>> start

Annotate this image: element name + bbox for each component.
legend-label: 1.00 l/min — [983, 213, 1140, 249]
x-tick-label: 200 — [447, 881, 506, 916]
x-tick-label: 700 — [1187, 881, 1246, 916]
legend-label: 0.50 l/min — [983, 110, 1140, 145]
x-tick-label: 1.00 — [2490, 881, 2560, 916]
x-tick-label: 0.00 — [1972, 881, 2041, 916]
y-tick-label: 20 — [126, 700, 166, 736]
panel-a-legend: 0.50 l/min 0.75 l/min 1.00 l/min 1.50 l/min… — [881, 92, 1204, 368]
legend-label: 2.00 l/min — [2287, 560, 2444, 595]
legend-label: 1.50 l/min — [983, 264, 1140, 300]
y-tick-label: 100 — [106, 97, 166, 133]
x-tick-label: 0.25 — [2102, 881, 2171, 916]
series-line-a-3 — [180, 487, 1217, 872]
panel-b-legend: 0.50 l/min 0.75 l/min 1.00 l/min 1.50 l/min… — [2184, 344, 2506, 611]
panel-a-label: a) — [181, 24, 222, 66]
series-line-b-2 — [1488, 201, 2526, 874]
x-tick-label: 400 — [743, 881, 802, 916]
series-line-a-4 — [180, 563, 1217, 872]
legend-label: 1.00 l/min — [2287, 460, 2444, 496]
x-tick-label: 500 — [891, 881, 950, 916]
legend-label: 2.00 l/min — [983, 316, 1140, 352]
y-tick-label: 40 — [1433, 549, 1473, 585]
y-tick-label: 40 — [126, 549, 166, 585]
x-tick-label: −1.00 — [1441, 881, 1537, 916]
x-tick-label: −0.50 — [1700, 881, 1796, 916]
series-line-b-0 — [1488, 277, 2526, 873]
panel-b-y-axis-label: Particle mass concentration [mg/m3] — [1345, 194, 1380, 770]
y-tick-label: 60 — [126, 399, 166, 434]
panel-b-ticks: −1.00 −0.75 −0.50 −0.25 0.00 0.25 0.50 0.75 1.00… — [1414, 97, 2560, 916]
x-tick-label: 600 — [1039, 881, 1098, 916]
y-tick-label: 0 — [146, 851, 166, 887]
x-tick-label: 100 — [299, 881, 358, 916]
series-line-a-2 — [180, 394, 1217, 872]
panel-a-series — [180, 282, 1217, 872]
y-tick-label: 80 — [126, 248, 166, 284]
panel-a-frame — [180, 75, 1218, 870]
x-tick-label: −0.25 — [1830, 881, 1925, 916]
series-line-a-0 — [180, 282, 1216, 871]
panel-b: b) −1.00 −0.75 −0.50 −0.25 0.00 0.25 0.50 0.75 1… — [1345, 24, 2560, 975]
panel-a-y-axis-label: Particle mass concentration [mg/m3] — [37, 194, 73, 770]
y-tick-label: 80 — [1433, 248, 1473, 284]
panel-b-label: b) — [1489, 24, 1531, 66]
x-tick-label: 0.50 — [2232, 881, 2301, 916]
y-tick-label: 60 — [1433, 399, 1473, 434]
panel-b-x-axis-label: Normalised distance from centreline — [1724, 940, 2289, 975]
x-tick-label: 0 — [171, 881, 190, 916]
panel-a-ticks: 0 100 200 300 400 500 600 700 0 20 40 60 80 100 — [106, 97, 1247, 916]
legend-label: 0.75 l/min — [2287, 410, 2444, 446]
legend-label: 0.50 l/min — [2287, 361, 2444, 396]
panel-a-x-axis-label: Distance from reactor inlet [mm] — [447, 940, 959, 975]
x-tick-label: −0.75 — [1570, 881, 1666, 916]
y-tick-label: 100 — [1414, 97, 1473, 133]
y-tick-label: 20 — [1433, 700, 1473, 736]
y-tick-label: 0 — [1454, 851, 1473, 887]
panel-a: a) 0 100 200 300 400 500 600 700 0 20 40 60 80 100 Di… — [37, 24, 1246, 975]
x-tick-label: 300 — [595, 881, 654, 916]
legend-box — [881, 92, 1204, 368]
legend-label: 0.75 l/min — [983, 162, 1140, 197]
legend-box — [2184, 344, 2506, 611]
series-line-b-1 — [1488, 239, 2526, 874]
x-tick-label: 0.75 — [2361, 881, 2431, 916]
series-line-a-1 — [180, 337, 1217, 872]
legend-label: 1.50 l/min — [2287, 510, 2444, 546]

>> end

Please count how many lines of the records above contain the string "from", treating uppercase and lowercase as different, and reply with the number alone.

Worked solution => 2